▸ GOAL OF THE EXERCISE: Check each line of the entries below for the string "Start"; copy every line where it appears.

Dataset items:

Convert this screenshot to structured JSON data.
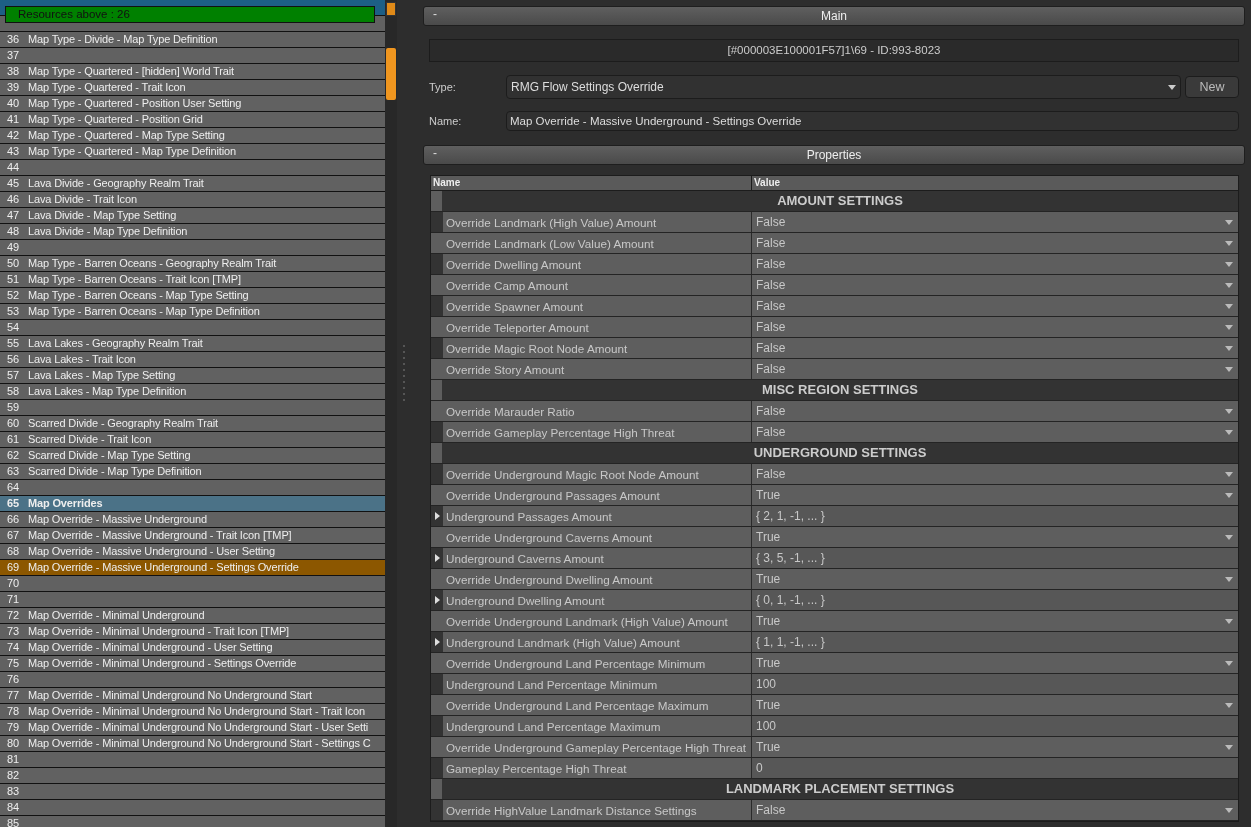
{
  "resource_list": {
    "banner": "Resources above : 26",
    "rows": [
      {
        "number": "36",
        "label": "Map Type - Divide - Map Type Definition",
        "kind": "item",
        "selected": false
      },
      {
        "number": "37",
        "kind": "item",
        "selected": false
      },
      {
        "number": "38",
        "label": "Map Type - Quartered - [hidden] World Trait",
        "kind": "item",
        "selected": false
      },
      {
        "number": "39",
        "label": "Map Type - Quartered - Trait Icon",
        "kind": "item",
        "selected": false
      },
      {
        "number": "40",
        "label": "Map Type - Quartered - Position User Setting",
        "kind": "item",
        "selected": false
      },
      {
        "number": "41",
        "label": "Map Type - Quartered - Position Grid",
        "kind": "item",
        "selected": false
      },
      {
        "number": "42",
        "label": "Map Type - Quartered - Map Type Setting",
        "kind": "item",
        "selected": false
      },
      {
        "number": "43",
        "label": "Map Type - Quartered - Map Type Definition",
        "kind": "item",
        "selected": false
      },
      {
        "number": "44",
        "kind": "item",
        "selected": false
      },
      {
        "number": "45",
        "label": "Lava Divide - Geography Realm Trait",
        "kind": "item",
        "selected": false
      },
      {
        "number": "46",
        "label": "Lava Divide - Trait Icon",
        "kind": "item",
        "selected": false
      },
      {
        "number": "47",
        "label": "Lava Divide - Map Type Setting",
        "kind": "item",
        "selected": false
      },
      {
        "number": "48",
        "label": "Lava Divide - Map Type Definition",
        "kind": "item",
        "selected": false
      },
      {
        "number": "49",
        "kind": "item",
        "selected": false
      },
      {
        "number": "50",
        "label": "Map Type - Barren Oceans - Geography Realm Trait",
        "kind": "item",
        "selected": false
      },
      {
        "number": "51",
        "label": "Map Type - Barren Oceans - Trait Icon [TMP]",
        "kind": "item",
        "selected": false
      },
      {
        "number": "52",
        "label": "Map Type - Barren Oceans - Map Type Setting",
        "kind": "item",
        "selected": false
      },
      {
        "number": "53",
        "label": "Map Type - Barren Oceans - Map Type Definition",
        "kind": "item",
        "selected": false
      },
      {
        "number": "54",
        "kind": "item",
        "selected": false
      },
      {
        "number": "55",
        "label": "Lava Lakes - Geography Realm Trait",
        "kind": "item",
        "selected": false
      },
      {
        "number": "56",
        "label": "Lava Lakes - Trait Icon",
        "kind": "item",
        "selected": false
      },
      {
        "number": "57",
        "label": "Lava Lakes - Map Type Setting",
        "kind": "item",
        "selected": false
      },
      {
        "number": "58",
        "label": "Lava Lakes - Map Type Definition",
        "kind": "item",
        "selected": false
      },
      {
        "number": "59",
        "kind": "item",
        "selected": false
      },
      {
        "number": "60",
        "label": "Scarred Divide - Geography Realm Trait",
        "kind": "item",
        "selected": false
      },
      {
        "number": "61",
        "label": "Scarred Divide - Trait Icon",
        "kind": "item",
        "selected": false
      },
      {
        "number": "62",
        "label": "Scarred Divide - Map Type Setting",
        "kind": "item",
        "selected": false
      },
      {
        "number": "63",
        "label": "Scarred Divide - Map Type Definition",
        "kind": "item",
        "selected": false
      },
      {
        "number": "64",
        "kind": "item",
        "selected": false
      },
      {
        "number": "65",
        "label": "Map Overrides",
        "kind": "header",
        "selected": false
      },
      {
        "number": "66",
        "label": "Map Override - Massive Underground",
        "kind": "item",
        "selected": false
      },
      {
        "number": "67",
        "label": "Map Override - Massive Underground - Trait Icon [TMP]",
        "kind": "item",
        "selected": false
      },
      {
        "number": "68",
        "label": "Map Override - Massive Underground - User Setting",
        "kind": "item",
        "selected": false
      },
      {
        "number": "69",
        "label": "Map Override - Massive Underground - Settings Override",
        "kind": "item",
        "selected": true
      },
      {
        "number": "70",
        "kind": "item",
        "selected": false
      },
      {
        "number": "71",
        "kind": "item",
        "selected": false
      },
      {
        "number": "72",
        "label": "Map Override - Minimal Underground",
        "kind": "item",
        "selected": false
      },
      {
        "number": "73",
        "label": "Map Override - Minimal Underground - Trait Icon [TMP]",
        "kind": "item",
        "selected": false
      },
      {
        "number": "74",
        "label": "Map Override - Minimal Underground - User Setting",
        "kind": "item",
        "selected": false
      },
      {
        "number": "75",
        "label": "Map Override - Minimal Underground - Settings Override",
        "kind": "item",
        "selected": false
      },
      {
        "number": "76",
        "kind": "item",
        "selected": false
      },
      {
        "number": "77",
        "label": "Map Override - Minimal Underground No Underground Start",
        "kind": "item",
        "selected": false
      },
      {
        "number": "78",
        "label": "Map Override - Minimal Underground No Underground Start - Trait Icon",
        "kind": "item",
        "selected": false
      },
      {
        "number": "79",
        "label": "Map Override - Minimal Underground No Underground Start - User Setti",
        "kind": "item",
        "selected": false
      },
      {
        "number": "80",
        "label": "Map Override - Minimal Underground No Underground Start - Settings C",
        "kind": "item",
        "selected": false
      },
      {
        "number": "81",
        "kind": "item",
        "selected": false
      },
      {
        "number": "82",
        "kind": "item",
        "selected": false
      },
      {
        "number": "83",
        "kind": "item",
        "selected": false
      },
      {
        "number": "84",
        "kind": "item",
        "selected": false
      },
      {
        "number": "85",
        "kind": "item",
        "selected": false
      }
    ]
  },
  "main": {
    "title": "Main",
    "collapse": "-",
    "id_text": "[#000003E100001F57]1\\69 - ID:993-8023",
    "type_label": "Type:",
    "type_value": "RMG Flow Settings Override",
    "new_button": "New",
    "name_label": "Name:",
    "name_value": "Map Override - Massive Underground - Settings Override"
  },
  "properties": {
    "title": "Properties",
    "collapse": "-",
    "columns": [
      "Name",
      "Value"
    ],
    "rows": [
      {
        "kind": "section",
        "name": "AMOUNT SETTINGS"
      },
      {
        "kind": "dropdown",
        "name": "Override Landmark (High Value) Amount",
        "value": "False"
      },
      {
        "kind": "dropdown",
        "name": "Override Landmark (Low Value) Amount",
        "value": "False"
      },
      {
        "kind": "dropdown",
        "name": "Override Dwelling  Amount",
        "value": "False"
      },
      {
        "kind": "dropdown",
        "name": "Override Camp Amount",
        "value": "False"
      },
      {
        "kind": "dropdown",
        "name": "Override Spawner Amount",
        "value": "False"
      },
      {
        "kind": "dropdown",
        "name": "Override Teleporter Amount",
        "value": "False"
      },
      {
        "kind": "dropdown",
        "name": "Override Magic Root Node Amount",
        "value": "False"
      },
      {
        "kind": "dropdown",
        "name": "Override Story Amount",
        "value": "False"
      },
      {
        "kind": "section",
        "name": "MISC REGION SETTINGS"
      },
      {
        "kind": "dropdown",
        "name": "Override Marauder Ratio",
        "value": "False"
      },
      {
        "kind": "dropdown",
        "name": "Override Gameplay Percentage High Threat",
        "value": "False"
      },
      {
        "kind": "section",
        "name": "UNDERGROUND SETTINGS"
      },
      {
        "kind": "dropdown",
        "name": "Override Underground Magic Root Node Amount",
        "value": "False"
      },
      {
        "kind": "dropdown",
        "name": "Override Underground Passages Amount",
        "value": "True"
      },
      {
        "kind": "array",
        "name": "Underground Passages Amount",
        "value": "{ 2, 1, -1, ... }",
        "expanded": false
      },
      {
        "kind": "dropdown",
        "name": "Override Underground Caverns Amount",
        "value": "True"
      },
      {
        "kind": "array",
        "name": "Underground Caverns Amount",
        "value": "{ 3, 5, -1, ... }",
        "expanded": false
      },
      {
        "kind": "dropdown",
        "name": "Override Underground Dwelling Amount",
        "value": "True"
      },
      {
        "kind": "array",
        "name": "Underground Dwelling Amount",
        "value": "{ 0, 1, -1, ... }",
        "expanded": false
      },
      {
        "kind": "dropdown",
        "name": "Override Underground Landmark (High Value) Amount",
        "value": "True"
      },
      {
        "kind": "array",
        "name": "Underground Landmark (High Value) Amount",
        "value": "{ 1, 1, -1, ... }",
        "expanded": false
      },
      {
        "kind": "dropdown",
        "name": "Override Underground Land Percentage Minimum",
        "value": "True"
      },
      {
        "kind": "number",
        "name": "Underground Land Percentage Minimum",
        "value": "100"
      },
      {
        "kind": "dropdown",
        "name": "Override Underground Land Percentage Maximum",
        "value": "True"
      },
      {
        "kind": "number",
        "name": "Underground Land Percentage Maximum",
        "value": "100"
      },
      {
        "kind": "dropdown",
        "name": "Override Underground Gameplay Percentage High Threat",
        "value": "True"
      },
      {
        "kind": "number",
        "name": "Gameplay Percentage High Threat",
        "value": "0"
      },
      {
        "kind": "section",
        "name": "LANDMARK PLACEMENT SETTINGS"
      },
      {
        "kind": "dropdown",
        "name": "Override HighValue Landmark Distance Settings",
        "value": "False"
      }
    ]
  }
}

▸ SOLUTION:
        "label": "Map Override - Minimal Underground No Underground Start",
        "label": "Map Override - Minimal Underground No Underground Start - Trait Icon",
        "label": "Map Override - Minimal Underground No Underground Start - User Setti",
        "label": "Map Override - Minimal Underground No Underground Start - Settings C",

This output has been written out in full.